#### Passage provided
((

I’m going to bet it was probably a juvenile bird because most quail don’t live more than 14 months. In fact, a bobwhite quail that makes it to its first birthday could be considered a senior citizen.
Did you know you can determine the age of a quail by studying their primary converts and primary feathers? A juvenile quail’s wing coverts will be buff-tipped and will often be molting one or more of the primary feathers. Adult birds will not have buff-tipped primary coverts and the primary feathers will often be worn on the outside edge . Here's a picture of an adult quail. Notice the worn edges of the two outside primary feathers (hard to see) and no buff tips.
Biologists often age quail to determine when the peak of the quail hatch occurs. Biologists need to know when the peak quail hatch occurs so they can plan management practices and advise private landowners on when to hay fields or to conduct other field activities.
In Missouri, the peak of the first quail hatch occurs in late June with a second peak occurring in late July and early August. The peaks can be skewed later in the summer because of nesting failures related to weather, predators or nest abandonment.
Here are two pictures of juvenile birds from the same covey. No I didn't get a double, but wishful thinking. Notice the buff-tips on the converts and molting primary feathers. You can determine when a juvenile quail hatched based on the length of the molting primary feathers. The top bird is about 100 days old or hatched in early September! The second bird is about 130 days old based on the three fourths grown primary feather.

))

#### Data
((

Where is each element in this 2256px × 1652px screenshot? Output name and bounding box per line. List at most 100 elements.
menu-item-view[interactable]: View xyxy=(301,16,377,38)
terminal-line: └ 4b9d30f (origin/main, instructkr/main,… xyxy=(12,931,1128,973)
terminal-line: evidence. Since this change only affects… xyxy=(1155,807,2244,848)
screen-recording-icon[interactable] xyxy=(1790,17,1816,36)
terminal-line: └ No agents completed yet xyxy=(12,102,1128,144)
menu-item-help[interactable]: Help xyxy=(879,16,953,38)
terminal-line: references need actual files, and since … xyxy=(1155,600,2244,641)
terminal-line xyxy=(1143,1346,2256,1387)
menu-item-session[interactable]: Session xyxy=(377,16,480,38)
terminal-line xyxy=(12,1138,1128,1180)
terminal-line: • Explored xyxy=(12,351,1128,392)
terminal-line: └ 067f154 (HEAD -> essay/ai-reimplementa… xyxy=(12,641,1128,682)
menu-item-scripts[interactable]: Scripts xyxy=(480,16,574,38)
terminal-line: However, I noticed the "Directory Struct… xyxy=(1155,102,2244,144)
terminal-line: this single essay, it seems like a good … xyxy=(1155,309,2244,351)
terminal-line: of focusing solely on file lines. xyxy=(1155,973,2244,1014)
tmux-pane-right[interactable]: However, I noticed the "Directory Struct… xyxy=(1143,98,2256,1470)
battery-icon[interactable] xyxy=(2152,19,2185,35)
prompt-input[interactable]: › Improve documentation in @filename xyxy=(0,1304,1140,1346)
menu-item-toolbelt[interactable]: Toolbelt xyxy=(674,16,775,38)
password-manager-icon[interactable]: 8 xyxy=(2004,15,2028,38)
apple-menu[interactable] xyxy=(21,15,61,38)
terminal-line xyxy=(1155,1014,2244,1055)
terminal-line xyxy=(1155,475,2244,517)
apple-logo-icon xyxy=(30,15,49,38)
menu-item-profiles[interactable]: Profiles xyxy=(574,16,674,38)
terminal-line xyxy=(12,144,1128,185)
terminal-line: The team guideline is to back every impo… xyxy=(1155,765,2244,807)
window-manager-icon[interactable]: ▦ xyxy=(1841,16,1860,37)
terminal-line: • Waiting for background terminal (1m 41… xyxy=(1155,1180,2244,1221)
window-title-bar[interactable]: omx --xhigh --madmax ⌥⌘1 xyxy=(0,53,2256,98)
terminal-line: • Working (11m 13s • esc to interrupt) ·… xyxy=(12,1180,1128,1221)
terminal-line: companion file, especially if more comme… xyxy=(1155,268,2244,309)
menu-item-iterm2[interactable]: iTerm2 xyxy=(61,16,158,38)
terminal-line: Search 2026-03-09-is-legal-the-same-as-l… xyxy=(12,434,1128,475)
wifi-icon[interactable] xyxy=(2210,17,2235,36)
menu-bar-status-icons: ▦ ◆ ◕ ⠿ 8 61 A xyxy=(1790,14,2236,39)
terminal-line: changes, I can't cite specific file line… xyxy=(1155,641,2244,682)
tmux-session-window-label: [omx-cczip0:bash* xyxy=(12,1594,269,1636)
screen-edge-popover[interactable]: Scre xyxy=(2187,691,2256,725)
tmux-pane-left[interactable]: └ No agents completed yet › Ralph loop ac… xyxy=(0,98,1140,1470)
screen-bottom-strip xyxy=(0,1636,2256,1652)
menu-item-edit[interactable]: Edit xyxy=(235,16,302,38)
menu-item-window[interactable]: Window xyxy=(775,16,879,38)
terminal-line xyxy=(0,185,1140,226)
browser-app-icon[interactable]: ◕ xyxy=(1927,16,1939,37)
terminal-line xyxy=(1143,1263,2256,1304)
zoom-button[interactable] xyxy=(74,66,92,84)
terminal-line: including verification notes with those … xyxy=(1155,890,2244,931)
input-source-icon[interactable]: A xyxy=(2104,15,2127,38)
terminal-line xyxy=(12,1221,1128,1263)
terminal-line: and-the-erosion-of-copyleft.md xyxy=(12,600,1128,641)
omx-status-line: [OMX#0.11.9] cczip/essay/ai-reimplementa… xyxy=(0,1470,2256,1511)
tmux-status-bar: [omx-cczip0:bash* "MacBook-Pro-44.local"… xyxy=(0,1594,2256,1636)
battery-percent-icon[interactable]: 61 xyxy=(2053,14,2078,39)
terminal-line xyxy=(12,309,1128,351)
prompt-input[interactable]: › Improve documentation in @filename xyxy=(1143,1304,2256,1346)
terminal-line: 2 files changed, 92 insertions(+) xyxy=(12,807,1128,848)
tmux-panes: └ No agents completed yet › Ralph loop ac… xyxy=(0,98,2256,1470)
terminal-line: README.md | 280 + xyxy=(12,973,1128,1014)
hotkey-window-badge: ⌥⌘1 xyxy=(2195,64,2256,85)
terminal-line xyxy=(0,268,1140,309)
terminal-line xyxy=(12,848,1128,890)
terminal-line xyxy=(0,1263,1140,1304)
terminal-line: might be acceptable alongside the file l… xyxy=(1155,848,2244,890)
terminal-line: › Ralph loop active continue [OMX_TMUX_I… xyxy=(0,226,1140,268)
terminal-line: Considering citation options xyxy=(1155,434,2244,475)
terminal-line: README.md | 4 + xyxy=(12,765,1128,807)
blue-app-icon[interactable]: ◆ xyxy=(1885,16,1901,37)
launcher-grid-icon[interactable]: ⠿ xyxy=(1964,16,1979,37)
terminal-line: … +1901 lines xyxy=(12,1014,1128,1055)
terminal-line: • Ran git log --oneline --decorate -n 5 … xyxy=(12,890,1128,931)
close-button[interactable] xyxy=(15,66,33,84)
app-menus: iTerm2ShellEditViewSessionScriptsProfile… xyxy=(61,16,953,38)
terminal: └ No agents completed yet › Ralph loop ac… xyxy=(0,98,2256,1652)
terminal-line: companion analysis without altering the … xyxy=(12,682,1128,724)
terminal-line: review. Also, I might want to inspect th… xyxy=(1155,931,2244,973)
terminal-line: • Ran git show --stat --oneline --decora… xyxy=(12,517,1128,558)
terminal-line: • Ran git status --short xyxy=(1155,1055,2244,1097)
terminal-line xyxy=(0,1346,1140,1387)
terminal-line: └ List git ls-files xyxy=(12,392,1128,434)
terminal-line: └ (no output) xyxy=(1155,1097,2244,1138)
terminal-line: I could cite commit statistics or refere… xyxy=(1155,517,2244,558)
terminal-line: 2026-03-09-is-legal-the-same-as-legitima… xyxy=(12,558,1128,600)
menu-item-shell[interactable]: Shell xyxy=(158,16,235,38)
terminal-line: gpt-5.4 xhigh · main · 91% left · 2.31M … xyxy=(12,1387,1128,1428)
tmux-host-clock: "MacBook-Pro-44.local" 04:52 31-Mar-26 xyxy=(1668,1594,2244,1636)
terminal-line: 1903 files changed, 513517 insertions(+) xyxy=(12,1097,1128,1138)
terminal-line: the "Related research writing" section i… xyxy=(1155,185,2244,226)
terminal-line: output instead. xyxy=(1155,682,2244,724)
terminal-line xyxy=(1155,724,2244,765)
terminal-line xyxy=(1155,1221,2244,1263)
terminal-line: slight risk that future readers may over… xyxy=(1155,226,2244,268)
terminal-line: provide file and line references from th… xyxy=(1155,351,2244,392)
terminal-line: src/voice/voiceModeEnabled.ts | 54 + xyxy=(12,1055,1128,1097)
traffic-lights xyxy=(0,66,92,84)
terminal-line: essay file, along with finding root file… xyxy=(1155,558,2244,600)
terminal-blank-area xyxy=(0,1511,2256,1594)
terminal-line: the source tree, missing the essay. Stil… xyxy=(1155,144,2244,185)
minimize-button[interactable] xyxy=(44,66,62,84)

))

#### Your goal
Carry on the passage about telling a quail's age from its wing feathers, starting after its final sentence.

#### Answer box
For the past two years most of Missouri has been subject to heavy rains and extensive flooding during the peak of the nesting season. There’s a good chance most of the June 2008 hatch was wiped out by the monsoon we experience last summer. Fortunately, quail will often renest a second and sometimes a third time. A good late season hatch can often save the hunting season.
During the 2008 quail season many of the quail I have harvested were young birds that hatched in mid August to early September. I’ve been hearing similar reports from other biologists and quail hunters. I'm not surprised given the wet summer we had.
The other extreme – heat and drought – is also tough on young quail. The tiny eggs and young chicks can dry out or overheat when temperatures soar into the triple digits. Quail will often seek out shrubby cover during the hottest part of the day where temperatures can be 10 to 15 degrees cooler. I guess this is one reason quail nests are often found close to some sort of woody cover.